Wherever the string "après" appears, copy the whole line.
....................
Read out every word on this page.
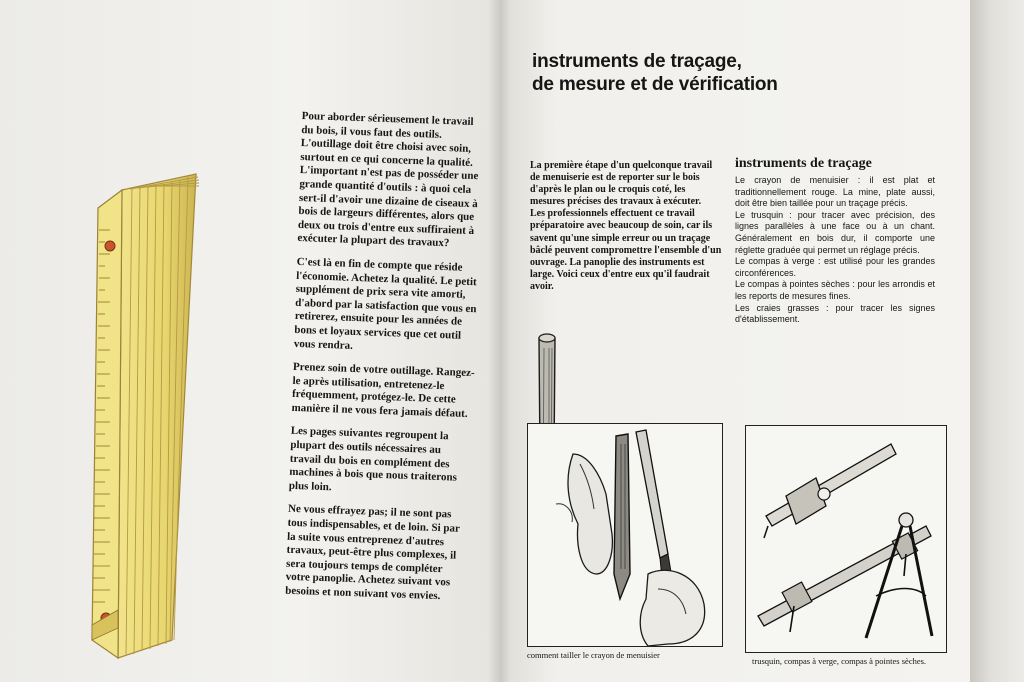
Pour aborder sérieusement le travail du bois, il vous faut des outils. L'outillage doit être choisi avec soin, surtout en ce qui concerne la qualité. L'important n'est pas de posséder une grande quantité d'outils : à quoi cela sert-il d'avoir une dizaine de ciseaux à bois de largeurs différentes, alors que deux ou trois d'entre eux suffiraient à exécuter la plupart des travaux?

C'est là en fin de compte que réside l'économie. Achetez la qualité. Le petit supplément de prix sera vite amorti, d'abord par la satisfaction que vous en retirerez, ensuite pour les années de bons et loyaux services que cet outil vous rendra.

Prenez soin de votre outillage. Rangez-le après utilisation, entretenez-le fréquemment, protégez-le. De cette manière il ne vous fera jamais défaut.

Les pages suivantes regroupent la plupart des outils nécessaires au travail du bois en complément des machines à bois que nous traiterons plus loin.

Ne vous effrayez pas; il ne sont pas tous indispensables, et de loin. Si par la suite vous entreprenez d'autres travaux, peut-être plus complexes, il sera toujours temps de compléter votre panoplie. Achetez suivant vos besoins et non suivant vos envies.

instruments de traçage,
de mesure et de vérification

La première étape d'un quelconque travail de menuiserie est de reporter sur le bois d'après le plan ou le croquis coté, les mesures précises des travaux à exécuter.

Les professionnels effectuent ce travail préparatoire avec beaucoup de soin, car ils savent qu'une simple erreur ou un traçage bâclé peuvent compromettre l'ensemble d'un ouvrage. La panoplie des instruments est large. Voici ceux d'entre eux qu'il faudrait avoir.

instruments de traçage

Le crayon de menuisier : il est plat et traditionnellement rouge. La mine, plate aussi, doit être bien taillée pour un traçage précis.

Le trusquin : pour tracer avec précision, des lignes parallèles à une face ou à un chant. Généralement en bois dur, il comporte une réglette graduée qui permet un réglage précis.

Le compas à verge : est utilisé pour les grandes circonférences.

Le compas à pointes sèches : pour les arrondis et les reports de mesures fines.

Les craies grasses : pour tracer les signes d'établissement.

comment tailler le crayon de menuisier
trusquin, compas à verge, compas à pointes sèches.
....................
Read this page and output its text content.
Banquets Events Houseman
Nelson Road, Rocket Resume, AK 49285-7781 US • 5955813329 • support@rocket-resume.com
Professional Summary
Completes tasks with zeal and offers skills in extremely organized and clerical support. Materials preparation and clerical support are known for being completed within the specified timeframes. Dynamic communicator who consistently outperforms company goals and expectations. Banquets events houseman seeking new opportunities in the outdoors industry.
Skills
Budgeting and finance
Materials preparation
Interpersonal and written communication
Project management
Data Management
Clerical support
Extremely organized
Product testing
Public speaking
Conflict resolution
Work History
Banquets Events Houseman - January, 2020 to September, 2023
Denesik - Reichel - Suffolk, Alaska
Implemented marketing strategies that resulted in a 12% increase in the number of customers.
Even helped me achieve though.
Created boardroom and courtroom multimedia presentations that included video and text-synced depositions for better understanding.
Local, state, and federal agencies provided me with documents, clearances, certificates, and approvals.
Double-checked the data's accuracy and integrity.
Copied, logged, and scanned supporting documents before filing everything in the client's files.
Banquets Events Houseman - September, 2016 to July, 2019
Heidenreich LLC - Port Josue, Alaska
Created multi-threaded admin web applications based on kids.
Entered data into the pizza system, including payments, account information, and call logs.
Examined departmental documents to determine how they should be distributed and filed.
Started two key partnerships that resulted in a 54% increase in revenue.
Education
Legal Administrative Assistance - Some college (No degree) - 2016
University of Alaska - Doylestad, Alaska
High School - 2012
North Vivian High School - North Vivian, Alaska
....................
**RESULT**
Prenez soin de votre outillage. Rangez-le après utilisation, entretenez-le fréquemment, protégez-le. De cette manière il ne vous fera jamais défaut.
La première étape d'un quelconque travail de menuiserie est de reporter sur le bois d'après le plan ou le croquis coté, les mesures précises des travaux à exécuter.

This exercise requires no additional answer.